+++ Data for this exercise
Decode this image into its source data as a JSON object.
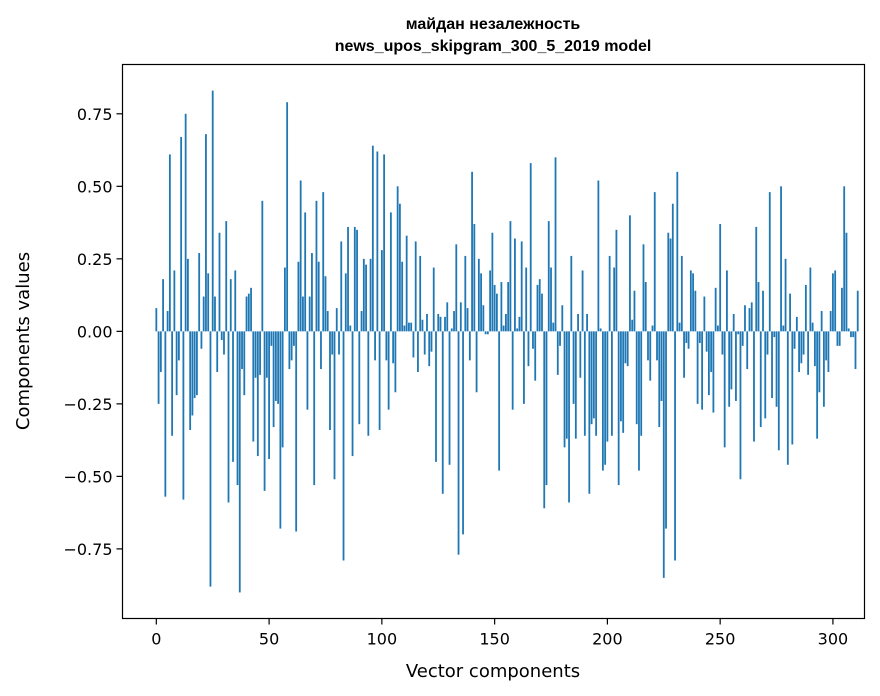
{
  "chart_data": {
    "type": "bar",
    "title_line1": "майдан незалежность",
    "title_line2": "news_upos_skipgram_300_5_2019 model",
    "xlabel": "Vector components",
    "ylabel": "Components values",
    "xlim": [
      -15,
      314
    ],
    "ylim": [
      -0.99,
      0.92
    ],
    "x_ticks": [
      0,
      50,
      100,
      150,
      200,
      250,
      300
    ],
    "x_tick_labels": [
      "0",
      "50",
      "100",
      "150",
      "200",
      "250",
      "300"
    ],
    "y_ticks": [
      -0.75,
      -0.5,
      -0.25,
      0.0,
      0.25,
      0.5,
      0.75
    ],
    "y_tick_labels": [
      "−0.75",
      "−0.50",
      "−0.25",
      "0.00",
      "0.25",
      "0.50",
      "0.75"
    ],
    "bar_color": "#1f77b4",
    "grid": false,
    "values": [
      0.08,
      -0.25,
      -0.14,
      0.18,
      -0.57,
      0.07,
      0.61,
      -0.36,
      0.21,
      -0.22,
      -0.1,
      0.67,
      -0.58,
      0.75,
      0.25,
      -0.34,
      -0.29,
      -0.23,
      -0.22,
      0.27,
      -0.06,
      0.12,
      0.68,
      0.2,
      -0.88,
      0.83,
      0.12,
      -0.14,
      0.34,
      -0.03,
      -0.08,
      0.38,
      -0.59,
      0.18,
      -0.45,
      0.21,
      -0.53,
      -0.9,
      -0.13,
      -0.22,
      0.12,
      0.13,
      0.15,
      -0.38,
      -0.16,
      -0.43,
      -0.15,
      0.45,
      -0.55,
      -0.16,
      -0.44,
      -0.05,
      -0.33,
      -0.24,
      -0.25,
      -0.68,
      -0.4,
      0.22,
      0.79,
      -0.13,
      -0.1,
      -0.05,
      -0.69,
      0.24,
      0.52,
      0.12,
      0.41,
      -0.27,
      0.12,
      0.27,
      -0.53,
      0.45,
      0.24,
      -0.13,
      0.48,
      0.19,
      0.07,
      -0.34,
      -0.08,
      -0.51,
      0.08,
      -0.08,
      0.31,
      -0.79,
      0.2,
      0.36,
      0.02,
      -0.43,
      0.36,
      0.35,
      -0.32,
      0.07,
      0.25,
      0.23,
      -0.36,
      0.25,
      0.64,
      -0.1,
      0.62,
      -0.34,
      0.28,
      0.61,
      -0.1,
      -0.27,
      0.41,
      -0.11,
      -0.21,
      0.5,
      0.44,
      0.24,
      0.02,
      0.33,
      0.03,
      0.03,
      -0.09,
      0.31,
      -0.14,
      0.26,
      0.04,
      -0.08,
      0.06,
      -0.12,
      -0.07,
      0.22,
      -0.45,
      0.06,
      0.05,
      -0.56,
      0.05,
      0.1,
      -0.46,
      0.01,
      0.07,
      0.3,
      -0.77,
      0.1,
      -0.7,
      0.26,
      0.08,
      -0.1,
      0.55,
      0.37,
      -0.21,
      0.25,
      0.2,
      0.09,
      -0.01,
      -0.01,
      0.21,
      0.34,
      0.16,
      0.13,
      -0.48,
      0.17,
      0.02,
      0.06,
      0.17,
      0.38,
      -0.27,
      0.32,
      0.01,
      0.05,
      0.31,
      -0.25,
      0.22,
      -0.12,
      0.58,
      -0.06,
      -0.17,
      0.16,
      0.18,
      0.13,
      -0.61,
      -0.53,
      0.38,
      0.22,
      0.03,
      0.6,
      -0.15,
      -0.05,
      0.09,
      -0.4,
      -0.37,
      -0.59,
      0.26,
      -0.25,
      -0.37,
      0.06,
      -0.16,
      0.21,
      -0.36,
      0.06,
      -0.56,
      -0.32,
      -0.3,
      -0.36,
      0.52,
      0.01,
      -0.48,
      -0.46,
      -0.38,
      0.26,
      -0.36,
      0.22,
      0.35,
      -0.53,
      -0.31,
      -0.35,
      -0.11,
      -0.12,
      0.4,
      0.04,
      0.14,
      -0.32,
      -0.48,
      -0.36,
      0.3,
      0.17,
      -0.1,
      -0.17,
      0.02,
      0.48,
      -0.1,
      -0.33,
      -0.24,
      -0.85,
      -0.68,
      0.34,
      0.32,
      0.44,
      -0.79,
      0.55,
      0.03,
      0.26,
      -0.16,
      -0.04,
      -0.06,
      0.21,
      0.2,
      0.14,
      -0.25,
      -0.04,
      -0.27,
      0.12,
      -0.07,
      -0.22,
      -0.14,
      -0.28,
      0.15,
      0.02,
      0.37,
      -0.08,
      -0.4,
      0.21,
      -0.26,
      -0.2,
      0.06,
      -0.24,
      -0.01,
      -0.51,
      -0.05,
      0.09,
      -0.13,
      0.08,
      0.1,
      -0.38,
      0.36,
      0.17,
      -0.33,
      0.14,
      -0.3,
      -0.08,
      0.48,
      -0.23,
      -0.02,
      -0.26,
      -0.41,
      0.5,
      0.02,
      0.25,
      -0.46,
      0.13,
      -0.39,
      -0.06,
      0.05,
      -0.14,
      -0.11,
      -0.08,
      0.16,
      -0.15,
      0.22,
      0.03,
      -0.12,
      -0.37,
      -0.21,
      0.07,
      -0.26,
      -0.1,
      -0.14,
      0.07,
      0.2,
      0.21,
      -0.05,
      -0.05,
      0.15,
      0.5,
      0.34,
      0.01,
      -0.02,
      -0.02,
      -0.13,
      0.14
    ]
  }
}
++++++
◆ **Stated task**
Repeat each entry above word for word, leaving every picture out.

◆ **Written solution**
Decode this image into its source data as a JSON object.
{
  "chart_data": {
    "type": "bar",
    "title_line1": "майдан незалежность",
    "title_line2": "news_upos_skipgram_300_5_2019 model",
    "xlabel": "Vector components",
    "ylabel": "Components values",
    "xlim": [
      -15,
      314
    ],
    "ylim": [
      -0.99,
      0.92
    ],
    "x_ticks": [
      0,
      50,
      100,
      150,
      200,
      250,
      300
    ],
    "x_tick_labels": [
      "0",
      "50",
      "100",
      "150",
      "200",
      "250",
      "300"
    ],
    "y_ticks": [
      -0.75,
      -0.5,
      -0.25,
      0.0,
      0.25,
      0.5,
      0.75
    ],
    "y_tick_labels": [
      "−0.75",
      "−0.50",
      "−0.25",
      "0.00",
      "0.25",
      "0.50",
      "0.75"
    ],
    "bar_color": "#1f77b4",
    "grid": false,
    "values": [
      0.08,
      -0.25,
      -0.14,
      0.18,
      -0.57,
      0.07,
      0.61,
      -0.36,
      0.21,
      -0.22,
      -0.1,
      0.67,
      -0.58,
      0.75,
      0.25,
      -0.34,
      -0.29,
      -0.23,
      -0.22,
      0.27,
      -0.06,
      0.12,
      0.68,
      0.2,
      -0.88,
      0.83,
      0.12,
      -0.14,
      0.34,
      -0.03,
      -0.08,
      0.38,
      -0.59,
      0.18,
      -0.45,
      0.21,
      -0.53,
      -0.9,
      -0.13,
      -0.22,
      0.12,
      0.13,
      0.15,
      -0.38,
      -0.16,
      -0.43,
      -0.15,
      0.45,
      -0.55,
      -0.16,
      -0.44,
      -0.05,
      -0.33,
      -0.24,
      -0.25,
      -0.68,
      -0.4,
      0.22,
      0.79,
      -0.13,
      -0.1,
      -0.05,
      -0.69,
      0.24,
      0.52,
      0.12,
      0.41,
      -0.27,
      0.12,
      0.27,
      -0.53,
      0.45,
      0.24,
      -0.13,
      0.48,
      0.19,
      0.07,
      -0.34,
      -0.08,
      -0.51,
      0.08,
      -0.08,
      0.31,
      -0.79,
      0.2,
      0.36,
      0.02,
      -0.43,
      0.36,
      0.35,
      -0.32,
      0.07,
      0.25,
      0.23,
      -0.36,
      0.25,
      0.64,
      -0.1,
      0.62,
      -0.34,
      0.28,
      0.61,
      -0.1,
      -0.27,
      0.41,
      -0.11,
      -0.21,
      0.5,
      0.44,
      0.24,
      0.02,
      0.33,
      0.03,
      0.03,
      -0.09,
      0.31,
      -0.14,
      0.26,
      0.04,
      -0.08,
      0.06,
      -0.12,
      -0.07,
      0.22,
      -0.45,
      0.06,
      0.05,
      -0.56,
      0.05,
      0.1,
      -0.46,
      0.01,
      0.07,
      0.3,
      -0.77,
      0.1,
      -0.7,
      0.26,
      0.08,
      -0.1,
      0.55,
      0.37,
      -0.21,
      0.25,
      0.2,
      0.09,
      -0.01,
      -0.01,
      0.21,
      0.34,
      0.16,
      0.13,
      -0.48,
      0.17,
      0.02,
      0.06,
      0.17,
      0.38,
      -0.27,
      0.32,
      0.01,
      0.05,
      0.31,
      -0.25,
      0.22,
      -0.12,
      0.58,
      -0.06,
      -0.17,
      0.16,
      0.18,
      0.13,
      -0.61,
      -0.53,
      0.38,
      0.22,
      0.03,
      0.6,
      -0.15,
      -0.05,
      0.09,
      -0.4,
      -0.37,
      -0.59,
      0.26,
      -0.25,
      -0.37,
      0.06,
      -0.16,
      0.21,
      -0.36,
      0.06,
      -0.56,
      -0.32,
      -0.3,
      -0.36,
      0.52,
      0.01,
      -0.48,
      -0.46,
      -0.38,
      0.26,
      -0.36,
      0.22,
      0.35,
      -0.53,
      -0.31,
      -0.35,
      -0.11,
      -0.12,
      0.4,
      0.04,
      0.14,
      -0.32,
      -0.48,
      -0.36,
      0.3,
      0.17,
      -0.1,
      -0.17,
      0.02,
      0.48,
      -0.1,
      -0.33,
      -0.24,
      -0.85,
      -0.68,
      0.34,
      0.32,
      0.44,
      -0.79,
      0.55,
      0.03,
      0.26,
      -0.16,
      -0.04,
      -0.06,
      0.21,
      0.2,
      0.14,
      -0.25,
      -0.04,
      -0.27,
      0.12,
      -0.07,
      -0.22,
      -0.14,
      -0.28,
      0.15,
      0.02,
      0.37,
      -0.08,
      -0.4,
      0.21,
      -0.26,
      -0.2,
      0.06,
      -0.24,
      -0.01,
      -0.51,
      -0.05,
      0.09,
      -0.13,
      0.08,
      0.1,
      -0.38,
      0.36,
      0.17,
      -0.33,
      0.14,
      -0.3,
      -0.08,
      0.48,
      -0.23,
      -0.02,
      -0.26,
      -0.41,
      0.5,
      0.02,
      0.25,
      -0.46,
      0.13,
      -0.39,
      -0.06,
      0.05,
      -0.14,
      -0.11,
      -0.08,
      0.16,
      -0.15,
      0.22,
      0.03,
      -0.12,
      -0.37,
      -0.21,
      0.07,
      -0.26,
      -0.1,
      -0.14,
      0.07,
      0.2,
      0.21,
      -0.05,
      -0.05,
      0.15,
      0.5,
      0.34,
      0.01,
      -0.02,
      -0.02,
      -0.13,
      0.14
    ]
  }
}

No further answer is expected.